**Objective:** Among the lines below, count those with "Calling". Give only the number.

****************

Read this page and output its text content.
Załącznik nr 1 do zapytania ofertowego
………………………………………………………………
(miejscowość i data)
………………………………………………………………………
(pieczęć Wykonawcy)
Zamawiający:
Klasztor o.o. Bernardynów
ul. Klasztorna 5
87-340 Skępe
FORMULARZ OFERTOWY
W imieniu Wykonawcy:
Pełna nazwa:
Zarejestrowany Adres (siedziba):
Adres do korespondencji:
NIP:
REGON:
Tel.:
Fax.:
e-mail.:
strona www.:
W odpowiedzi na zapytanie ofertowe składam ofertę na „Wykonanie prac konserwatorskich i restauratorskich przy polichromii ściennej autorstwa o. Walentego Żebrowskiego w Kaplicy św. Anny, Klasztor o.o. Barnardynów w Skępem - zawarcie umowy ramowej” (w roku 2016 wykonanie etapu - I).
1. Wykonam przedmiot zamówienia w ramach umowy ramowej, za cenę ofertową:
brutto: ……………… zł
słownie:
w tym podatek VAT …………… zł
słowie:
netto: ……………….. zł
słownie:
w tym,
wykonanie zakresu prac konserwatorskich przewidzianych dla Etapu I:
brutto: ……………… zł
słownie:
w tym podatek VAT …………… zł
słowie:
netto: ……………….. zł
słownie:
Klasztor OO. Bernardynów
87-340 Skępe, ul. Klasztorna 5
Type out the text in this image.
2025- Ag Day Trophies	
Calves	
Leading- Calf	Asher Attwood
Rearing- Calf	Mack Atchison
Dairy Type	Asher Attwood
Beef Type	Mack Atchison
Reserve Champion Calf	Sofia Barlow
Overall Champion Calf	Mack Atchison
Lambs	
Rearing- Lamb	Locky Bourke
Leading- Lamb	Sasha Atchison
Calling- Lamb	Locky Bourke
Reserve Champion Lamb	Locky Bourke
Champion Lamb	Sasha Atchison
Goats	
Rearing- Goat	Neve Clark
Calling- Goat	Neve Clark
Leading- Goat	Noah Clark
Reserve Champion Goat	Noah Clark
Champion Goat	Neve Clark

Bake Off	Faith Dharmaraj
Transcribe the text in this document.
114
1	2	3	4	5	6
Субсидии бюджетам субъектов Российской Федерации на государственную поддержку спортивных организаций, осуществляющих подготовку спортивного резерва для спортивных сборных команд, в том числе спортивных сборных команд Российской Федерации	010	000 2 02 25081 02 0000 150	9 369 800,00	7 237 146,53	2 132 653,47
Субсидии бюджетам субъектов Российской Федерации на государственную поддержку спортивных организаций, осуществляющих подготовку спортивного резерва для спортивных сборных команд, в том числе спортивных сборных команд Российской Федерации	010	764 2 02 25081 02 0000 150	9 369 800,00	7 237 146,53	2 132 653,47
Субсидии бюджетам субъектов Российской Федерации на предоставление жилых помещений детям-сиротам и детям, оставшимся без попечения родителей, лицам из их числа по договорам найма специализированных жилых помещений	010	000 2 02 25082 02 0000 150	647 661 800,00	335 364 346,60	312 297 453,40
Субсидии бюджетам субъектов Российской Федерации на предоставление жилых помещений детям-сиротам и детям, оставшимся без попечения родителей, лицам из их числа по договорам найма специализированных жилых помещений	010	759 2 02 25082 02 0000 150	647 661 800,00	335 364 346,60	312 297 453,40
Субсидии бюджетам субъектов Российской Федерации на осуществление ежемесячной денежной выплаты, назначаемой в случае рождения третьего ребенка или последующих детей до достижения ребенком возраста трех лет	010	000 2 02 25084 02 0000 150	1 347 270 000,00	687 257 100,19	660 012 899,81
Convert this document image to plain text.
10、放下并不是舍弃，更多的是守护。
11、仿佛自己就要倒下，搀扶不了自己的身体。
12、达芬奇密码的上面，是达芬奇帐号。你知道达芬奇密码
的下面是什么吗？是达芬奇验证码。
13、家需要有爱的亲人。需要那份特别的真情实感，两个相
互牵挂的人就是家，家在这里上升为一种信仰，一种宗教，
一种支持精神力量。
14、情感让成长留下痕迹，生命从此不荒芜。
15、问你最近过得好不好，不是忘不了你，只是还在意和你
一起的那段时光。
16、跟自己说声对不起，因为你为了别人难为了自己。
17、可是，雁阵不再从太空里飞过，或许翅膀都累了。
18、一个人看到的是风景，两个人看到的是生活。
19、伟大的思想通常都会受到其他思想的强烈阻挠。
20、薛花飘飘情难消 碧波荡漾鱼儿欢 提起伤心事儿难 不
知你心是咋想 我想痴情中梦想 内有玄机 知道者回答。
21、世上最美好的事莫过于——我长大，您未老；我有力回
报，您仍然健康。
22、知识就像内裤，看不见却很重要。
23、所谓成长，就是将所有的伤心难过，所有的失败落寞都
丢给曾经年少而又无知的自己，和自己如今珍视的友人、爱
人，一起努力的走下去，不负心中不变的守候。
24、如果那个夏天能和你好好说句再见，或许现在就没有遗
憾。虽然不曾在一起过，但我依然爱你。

****************

**Solution to the problem:** 2